Could you transcribe the material below exactly, without leaving out a single line?

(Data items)
_____

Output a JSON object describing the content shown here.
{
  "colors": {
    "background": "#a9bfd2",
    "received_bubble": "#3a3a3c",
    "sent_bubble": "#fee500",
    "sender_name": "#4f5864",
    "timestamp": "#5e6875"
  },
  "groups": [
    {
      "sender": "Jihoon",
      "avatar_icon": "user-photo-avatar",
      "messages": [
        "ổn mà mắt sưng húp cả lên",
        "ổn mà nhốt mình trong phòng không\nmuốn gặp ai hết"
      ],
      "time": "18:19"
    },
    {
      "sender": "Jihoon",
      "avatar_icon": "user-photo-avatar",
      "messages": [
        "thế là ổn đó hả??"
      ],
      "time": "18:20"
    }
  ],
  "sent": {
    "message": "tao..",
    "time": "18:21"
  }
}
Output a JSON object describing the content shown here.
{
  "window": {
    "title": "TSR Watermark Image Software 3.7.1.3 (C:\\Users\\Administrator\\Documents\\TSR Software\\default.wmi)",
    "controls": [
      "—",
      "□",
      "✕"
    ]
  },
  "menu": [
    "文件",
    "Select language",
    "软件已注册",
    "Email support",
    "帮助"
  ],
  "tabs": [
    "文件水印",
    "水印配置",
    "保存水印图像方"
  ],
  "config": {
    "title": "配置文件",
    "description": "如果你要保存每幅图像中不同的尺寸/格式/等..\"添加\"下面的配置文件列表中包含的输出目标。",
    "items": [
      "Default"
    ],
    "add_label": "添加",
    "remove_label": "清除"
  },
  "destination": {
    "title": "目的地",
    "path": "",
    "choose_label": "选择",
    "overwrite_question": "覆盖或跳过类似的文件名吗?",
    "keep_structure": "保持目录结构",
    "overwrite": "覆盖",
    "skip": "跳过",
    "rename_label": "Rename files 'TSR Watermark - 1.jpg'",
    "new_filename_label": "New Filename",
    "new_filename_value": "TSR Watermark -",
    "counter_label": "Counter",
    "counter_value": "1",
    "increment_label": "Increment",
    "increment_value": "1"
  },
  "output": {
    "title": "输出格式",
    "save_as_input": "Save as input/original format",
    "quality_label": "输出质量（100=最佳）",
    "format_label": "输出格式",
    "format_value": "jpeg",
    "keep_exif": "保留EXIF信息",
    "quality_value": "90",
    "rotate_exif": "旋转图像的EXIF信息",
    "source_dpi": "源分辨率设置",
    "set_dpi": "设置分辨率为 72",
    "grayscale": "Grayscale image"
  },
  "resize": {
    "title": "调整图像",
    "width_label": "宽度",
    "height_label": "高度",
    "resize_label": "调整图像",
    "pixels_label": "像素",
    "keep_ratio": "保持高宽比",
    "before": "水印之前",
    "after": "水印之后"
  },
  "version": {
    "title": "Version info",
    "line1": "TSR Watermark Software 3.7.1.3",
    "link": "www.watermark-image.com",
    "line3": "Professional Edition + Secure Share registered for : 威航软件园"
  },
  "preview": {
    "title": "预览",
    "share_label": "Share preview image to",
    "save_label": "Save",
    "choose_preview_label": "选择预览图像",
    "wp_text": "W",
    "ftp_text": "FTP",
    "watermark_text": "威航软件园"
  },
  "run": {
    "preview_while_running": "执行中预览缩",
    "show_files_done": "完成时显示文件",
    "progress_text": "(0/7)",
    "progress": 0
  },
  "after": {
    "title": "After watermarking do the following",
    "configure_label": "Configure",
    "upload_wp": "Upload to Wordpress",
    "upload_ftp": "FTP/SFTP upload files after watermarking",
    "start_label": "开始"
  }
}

_____

◆ Solution:
Output a JSON object describing the content shown here.
{
  "colors": {
    "background": "#a9bfd2",
    "received_bubble": "#3a3a3c",
    "sent_bubble": "#fee500",
    "sender_name": "#4f5864",
    "timestamp": "#5e6875"
  },
  "groups": [
    {
      "sender": "Jihoon",
      "avatar_icon": "user-photo-avatar",
      "messages": [
        "ổn mà mắt sưng húp cả lên",
        "ổn mà nhốt mình trong phòng không\nmuốn gặp ai hết"
      ],
      "time": "18:19"
    },
    {
      "sender": "Jihoon",
      "avatar_icon": "user-photo-avatar",
      "messages": [
        "thế là ổn đó hả??"
      ],
      "time": "18:20"
    }
  ],
  "sent": {
    "message": "tao..",
    "time": "18:21"
  }
}
Output a JSON object describing the content shown here.
{
  "window": {
    "title": "TSR Watermark Image Software 3.7.1.3 (C:\\Users\\Administrator\\Documents\\TSR Software\\default.wmi)",
    "controls": [
      "—",
      "□",
      "✕"
    ]
  },
  "menu": [
    "文件",
    "Select language",
    "软件已注册",
    "Email support",
    "帮助"
  ],
  "tabs": [
    "文件水印",
    "水印配置",
    "保存水印图像方"
  ],
  "config": {
    "title": "配置文件",
    "description": "如果你要保存每幅图像中不同的尺寸/格式/等..\"添加\"下面的配置文件列表中包含的输出目标。",
    "items": [
      "Default"
    ],
    "add_label": "添加",
    "remove_label": "清除"
  },
  "destination": {
    "title": "目的地",
    "path": "",
    "choose_label": "选择",
    "overwrite_question": "覆盖或跳过类似的文件名吗?",
    "keep_structure": "保持目录结构",
    "overwrite": "覆盖",
    "skip": "跳过",
    "rename_label": "Rename files 'TSR Watermark - 1.jpg'",
    "new_filename_label": "New Filename",
    "new_filename_value": "TSR Watermark -",
    "counter_label": "Counter",
    "counter_value": "1",
    "increment_label": "Increment",
    "increment_value": "1"
  },
  "output": {
    "title": "输出格式",
    "save_as_input": "Save as input/original format",
    "quality_label": "输出质量（100=最佳）",
    "format_label": "输出格式",
    "format_value": "jpeg",
    "keep_exif": "保留EXIF信息",
    "quality_value": "90",
    "rotate_exif": "旋转图像的EXIF信息",
    "source_dpi": "源分辨率设置",
    "set_dpi": "设置分辨率为 72",
    "grayscale": "Grayscale image"
  },
  "resize": {
    "title": "调整图像",
    "width_label": "宽度",
    "height_label": "高度",
    "resize_label": "调整图像",
    "pixels_label": "像素",
    "keep_ratio": "保持高宽比",
    "before": "水印之前",
    "after": "水印之后"
  },
  "version": {
    "title": "Version info",
    "line1": "TSR Watermark Software 3.7.1.3",
    "link": "www.watermark-image.com",
    "line3": "Professional Edition + Secure Share registered for : 威航软件园"
  },
  "preview": {
    "title": "预览",
    "share_label": "Share preview image to",
    "save_label": "Save",
    "choose_preview_label": "选择预览图像",
    "wp_text": "W",
    "ftp_text": "FTP",
    "watermark_text": "威航软件园"
  },
  "run": {
    "preview_while_running": "执行中预览缩",
    "show_files_done": "完成时显示文件",
    "progress_text": "(0/7)",
    "progress": 0
  },
  "after": {
    "title": "After watermarking do the following",
    "configure_label": "Configure",
    "upload_wp": "Upload to Wordpress",
    "upload_ftp": "FTP/SFTP upload files after watermarking",
    "start_label": "开始"
  }
}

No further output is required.